Select and copy out every line in the records containing "Days".

** INFORMATION SUPPLIED **

================================

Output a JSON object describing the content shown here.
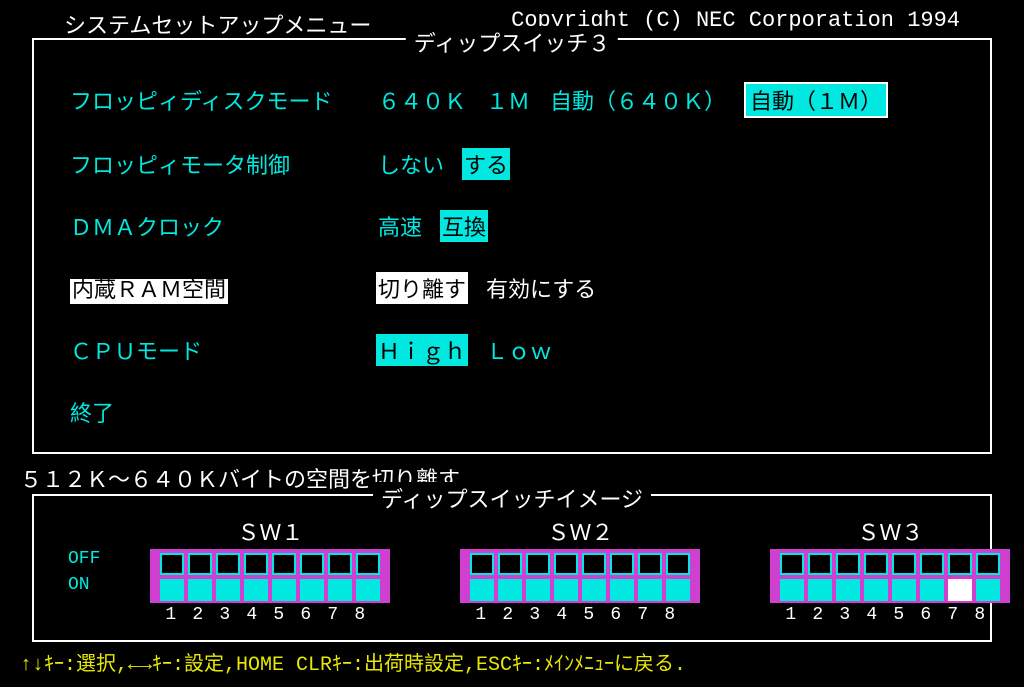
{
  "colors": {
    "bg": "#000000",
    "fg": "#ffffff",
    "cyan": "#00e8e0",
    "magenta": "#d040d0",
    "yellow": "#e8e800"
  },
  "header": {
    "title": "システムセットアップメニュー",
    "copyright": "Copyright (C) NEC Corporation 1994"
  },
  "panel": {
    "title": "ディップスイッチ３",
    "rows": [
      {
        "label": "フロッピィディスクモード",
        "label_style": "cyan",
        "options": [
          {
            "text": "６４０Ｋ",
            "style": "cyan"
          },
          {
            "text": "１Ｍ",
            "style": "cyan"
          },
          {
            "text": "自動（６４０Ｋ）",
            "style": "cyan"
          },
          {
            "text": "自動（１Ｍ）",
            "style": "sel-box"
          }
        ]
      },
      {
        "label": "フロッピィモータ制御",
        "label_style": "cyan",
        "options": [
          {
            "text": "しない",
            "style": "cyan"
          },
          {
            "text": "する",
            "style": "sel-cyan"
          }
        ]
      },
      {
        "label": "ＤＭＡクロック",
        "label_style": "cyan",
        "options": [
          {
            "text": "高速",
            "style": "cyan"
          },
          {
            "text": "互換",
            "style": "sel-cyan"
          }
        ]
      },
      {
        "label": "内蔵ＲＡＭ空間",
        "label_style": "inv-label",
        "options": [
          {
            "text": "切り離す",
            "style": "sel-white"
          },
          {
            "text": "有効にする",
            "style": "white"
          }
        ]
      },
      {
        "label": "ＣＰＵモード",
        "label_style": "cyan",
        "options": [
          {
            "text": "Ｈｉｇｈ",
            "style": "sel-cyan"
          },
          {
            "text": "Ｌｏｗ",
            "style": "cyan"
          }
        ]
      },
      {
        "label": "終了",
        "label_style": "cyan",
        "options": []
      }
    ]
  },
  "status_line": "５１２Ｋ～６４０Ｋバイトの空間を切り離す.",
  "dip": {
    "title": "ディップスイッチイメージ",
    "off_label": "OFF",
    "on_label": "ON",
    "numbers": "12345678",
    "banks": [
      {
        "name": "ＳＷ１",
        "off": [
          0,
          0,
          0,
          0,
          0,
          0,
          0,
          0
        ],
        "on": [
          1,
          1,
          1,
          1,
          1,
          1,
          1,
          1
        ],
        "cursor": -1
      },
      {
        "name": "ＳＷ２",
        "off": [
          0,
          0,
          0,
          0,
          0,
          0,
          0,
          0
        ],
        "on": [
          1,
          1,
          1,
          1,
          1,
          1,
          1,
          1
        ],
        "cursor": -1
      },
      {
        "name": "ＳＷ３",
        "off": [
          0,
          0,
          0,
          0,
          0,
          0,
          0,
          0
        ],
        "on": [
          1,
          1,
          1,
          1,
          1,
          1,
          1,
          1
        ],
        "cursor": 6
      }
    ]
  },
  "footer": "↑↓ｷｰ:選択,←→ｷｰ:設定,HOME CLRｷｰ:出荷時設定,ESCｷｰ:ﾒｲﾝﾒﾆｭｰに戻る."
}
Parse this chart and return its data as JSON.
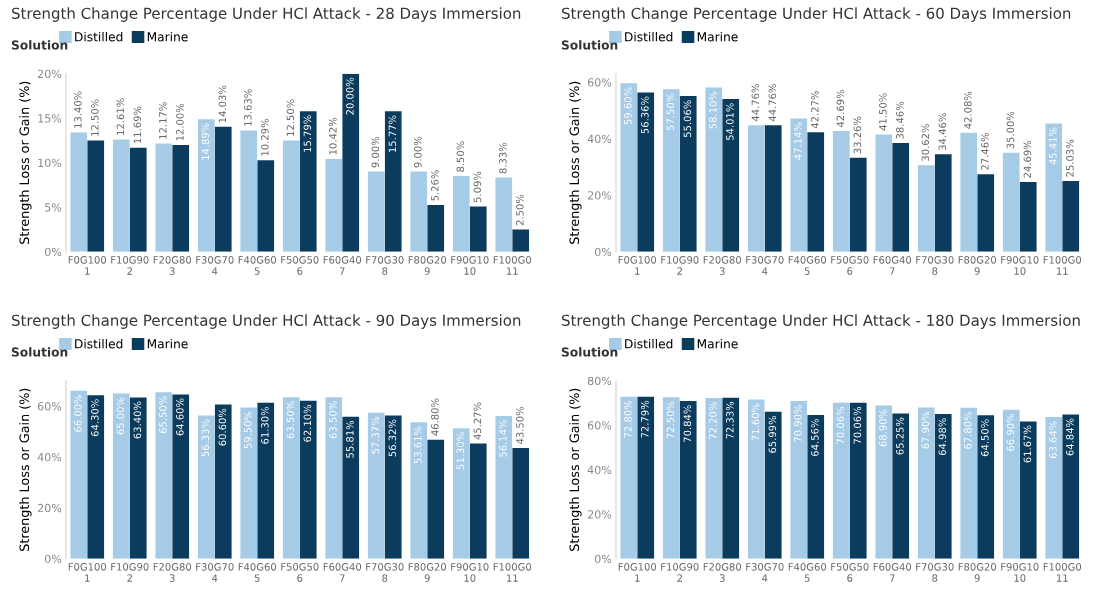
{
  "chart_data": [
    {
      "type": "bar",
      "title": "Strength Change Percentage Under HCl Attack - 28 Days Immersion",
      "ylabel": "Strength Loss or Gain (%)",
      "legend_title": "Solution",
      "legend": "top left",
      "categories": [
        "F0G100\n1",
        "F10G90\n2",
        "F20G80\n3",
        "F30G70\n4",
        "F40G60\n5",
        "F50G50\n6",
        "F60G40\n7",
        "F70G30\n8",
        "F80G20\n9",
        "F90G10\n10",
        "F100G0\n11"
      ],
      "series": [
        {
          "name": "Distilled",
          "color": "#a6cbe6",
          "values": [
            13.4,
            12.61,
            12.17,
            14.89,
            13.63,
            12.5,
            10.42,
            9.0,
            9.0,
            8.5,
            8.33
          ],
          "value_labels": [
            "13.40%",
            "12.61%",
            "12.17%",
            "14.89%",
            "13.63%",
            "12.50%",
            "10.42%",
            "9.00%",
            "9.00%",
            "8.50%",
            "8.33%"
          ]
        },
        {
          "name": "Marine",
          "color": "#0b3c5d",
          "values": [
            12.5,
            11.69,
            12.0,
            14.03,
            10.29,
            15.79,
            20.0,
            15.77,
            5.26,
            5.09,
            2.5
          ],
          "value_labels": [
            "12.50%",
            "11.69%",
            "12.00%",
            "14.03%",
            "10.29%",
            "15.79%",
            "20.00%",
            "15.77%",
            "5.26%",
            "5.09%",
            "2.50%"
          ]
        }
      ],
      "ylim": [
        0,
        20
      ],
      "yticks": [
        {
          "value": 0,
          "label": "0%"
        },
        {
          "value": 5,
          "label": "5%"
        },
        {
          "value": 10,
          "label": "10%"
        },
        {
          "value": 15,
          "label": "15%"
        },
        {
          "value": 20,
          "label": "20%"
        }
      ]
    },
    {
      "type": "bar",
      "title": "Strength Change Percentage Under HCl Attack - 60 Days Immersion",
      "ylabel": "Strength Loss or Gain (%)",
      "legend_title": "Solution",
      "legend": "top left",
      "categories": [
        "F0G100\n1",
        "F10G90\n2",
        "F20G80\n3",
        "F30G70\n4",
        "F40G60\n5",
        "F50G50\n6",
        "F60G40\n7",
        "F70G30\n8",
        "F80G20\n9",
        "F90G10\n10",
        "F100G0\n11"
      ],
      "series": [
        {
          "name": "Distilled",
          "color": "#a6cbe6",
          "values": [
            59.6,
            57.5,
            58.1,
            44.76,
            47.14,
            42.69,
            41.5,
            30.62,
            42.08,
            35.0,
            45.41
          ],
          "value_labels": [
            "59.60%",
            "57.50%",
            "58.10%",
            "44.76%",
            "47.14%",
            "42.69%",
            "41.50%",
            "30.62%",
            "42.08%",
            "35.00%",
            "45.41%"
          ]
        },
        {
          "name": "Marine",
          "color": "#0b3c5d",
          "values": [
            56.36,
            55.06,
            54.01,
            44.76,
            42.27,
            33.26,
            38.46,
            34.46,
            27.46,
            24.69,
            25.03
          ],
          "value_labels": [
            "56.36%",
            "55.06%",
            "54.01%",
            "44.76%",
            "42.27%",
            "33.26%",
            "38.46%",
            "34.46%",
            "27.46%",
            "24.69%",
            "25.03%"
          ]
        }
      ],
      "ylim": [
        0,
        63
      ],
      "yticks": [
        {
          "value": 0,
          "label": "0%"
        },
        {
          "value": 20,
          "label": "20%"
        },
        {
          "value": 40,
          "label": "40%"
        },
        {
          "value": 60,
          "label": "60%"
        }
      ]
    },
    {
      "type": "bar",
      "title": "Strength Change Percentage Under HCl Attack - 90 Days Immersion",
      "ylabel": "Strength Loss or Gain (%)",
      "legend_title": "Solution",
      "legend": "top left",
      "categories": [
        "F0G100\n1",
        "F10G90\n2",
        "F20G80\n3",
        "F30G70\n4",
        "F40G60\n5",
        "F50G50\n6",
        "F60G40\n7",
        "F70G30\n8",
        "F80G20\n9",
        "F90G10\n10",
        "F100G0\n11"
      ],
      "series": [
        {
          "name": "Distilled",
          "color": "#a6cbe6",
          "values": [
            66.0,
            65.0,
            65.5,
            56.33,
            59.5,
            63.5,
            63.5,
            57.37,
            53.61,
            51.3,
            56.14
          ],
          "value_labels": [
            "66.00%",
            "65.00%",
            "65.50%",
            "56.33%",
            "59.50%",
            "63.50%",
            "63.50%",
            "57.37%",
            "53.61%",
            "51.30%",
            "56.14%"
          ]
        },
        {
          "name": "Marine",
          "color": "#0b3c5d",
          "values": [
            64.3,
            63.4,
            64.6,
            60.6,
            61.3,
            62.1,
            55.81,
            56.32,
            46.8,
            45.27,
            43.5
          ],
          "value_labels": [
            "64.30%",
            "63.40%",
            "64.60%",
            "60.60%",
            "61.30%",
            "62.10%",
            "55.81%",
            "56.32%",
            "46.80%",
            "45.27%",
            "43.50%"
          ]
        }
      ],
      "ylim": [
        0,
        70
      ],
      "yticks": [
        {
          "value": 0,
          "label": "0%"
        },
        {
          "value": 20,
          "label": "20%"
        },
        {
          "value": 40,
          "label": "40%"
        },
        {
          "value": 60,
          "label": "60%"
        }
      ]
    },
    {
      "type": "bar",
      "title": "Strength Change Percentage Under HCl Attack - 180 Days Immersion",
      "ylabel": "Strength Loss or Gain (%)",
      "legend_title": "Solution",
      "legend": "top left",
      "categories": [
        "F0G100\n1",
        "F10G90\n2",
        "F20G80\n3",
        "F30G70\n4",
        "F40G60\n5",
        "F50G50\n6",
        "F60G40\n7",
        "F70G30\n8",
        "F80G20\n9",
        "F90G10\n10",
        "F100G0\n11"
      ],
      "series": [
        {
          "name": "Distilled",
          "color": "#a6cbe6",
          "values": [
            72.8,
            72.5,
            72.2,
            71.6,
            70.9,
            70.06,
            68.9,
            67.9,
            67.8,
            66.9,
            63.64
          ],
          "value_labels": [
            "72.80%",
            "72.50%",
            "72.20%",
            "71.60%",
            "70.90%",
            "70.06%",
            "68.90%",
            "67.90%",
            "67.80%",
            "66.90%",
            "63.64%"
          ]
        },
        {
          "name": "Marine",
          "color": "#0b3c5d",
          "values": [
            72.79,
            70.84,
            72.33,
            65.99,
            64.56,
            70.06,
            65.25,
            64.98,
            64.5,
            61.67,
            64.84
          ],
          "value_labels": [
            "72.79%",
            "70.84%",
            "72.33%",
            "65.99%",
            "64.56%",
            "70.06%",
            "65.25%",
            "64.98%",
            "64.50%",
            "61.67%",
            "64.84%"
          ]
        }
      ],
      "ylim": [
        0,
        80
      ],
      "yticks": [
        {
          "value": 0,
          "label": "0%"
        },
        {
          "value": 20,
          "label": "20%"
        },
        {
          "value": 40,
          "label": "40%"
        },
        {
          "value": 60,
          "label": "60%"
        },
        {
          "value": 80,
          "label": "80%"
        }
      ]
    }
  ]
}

================================

** FULL SOLUTION **
      "title": "Strength Change Percentage Under HCl Attack - 28 Days Immersion",
      "title": "Strength Change Percentage Under HCl Attack - 60 Days Immersion",
      "title": "Strength Change Percentage Under HCl Attack - 90 Days Immersion",
      "title": "Strength Change Percentage Under HCl Attack - 180 Days Immersion",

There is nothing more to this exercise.